:: Records provided ::

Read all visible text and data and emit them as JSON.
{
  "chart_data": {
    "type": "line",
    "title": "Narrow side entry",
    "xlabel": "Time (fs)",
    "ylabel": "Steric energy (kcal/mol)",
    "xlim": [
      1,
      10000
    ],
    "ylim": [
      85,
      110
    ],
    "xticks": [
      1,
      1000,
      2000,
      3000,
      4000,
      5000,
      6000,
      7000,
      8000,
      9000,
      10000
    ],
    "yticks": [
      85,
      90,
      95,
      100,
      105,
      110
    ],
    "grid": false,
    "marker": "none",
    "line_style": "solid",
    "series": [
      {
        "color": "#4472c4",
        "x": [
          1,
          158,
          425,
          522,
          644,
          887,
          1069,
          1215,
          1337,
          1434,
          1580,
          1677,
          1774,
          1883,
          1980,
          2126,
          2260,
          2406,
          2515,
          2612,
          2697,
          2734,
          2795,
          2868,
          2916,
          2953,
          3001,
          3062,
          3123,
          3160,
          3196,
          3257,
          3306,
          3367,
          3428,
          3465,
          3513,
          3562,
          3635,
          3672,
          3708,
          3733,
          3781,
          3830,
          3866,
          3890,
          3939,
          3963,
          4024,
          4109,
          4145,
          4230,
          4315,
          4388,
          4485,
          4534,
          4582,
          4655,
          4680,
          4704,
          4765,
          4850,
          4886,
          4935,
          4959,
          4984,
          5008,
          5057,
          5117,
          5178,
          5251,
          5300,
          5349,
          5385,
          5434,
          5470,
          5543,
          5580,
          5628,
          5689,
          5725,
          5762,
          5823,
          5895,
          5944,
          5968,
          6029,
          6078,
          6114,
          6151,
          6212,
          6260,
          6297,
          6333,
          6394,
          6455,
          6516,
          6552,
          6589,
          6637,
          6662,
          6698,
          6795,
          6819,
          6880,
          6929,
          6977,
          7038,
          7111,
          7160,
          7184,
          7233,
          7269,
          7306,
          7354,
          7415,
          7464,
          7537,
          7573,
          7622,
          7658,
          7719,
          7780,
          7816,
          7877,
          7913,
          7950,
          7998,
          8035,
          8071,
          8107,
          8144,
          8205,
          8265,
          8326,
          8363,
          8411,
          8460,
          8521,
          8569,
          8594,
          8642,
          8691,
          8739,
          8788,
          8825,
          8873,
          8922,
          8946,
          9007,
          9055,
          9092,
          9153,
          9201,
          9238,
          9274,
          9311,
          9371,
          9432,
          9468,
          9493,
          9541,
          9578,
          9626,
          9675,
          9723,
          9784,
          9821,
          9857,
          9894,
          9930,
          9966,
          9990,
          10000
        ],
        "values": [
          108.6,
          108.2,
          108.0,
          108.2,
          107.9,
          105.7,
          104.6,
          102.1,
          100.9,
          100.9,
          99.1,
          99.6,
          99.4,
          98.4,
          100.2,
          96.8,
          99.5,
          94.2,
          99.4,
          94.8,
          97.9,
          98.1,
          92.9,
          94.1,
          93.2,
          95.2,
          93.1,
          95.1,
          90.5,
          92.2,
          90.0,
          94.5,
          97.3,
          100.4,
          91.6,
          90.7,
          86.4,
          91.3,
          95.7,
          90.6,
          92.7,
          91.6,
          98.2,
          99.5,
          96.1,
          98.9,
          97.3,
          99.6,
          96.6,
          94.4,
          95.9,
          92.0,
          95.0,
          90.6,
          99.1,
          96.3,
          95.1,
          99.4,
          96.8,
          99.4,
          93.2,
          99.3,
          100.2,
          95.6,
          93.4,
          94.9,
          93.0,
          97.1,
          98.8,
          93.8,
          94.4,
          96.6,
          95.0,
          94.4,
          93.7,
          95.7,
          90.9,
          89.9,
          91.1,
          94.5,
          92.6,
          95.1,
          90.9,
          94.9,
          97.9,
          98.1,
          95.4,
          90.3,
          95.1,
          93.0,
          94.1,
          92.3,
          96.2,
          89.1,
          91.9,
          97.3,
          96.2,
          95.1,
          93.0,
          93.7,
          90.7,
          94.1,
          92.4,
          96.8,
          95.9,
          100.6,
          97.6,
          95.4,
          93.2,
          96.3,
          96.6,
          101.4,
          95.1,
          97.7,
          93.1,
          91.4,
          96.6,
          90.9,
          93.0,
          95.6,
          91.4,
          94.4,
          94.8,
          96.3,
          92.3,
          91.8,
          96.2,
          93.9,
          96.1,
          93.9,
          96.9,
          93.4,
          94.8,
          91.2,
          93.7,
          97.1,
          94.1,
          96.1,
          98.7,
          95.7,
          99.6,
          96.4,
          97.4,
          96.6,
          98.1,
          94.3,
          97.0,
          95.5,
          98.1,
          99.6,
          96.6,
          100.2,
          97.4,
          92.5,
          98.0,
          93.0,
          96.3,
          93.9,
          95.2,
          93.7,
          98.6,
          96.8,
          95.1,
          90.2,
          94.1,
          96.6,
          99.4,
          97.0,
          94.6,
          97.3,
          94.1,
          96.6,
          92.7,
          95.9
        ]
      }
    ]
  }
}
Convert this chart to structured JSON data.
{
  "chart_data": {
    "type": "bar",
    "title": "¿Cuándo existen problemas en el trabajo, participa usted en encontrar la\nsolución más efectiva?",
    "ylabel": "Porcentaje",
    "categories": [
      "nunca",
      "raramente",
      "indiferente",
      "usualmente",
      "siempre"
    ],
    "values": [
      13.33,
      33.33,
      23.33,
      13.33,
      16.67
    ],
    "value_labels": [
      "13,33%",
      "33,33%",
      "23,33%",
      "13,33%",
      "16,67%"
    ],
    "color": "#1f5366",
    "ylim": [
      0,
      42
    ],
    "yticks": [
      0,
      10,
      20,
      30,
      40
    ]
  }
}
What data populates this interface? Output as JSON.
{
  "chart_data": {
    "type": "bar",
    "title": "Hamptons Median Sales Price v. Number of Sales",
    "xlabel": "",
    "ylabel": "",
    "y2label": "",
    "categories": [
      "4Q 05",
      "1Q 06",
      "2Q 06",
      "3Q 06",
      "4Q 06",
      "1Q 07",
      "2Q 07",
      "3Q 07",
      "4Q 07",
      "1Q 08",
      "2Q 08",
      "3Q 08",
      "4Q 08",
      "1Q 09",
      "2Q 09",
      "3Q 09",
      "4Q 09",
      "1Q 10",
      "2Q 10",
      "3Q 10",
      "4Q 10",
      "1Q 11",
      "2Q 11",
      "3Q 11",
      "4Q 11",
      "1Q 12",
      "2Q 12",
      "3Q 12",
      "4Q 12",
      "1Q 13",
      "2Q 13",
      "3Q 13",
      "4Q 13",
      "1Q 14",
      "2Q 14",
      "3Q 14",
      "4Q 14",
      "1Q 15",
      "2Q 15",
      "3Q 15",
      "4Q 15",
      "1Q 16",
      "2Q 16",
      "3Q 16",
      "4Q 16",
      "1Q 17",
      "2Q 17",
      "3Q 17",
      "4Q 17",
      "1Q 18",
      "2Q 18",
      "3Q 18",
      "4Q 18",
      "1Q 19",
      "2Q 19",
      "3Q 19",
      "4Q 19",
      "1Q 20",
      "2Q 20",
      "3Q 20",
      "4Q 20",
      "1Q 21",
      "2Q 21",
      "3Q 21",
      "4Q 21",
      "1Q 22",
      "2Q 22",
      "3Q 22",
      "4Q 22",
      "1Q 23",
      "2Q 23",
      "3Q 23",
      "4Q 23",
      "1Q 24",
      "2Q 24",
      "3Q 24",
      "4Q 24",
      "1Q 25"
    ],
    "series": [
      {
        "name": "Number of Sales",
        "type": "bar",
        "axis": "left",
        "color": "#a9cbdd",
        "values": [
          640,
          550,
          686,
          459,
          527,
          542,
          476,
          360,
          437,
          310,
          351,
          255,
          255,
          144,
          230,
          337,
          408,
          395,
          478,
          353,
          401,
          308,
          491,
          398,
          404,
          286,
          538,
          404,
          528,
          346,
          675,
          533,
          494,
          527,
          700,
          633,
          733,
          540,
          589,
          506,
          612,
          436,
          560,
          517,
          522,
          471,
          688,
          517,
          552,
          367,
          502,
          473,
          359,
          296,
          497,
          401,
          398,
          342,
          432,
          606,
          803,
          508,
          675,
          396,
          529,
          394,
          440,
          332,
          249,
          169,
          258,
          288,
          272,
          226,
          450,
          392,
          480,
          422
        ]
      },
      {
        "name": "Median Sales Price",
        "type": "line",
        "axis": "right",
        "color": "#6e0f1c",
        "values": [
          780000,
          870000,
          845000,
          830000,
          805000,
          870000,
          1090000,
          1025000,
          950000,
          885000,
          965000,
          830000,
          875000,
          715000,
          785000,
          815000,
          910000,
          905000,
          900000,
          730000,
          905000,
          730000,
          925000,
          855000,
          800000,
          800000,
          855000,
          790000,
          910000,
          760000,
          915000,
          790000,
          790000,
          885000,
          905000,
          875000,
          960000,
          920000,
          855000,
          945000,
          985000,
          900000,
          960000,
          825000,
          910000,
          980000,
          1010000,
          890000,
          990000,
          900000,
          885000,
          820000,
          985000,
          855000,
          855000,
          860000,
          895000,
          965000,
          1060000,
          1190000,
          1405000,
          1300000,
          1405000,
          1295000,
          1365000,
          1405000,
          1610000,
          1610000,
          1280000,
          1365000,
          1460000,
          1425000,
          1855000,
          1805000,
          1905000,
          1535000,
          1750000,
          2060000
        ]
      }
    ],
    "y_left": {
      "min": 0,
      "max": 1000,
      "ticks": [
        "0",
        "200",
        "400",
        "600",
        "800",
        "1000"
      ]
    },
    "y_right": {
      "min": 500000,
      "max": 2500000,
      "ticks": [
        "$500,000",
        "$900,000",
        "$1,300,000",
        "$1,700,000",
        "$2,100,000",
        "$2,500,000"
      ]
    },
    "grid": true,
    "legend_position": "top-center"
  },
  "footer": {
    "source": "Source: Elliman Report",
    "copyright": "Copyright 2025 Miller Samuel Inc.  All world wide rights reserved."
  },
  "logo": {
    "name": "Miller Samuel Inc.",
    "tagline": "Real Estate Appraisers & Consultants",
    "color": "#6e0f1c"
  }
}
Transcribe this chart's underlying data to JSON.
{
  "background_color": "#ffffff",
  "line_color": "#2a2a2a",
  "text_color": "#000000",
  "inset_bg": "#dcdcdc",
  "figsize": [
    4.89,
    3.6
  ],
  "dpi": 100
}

:::

Task statement: Give again, word for word, every line from the one holding "Transcribe this chart's" to the end of the data.

Full solution:
Transcribe this chart's underlying data to JSON.
{
  "background_color": "#ffffff",
  "line_color": "#2a2a2a",
  "text_color": "#000000",
  "inset_bg": "#dcdcdc",
  "figsize": [
    4.89,
    3.6
  ],
  "dpi": 100
}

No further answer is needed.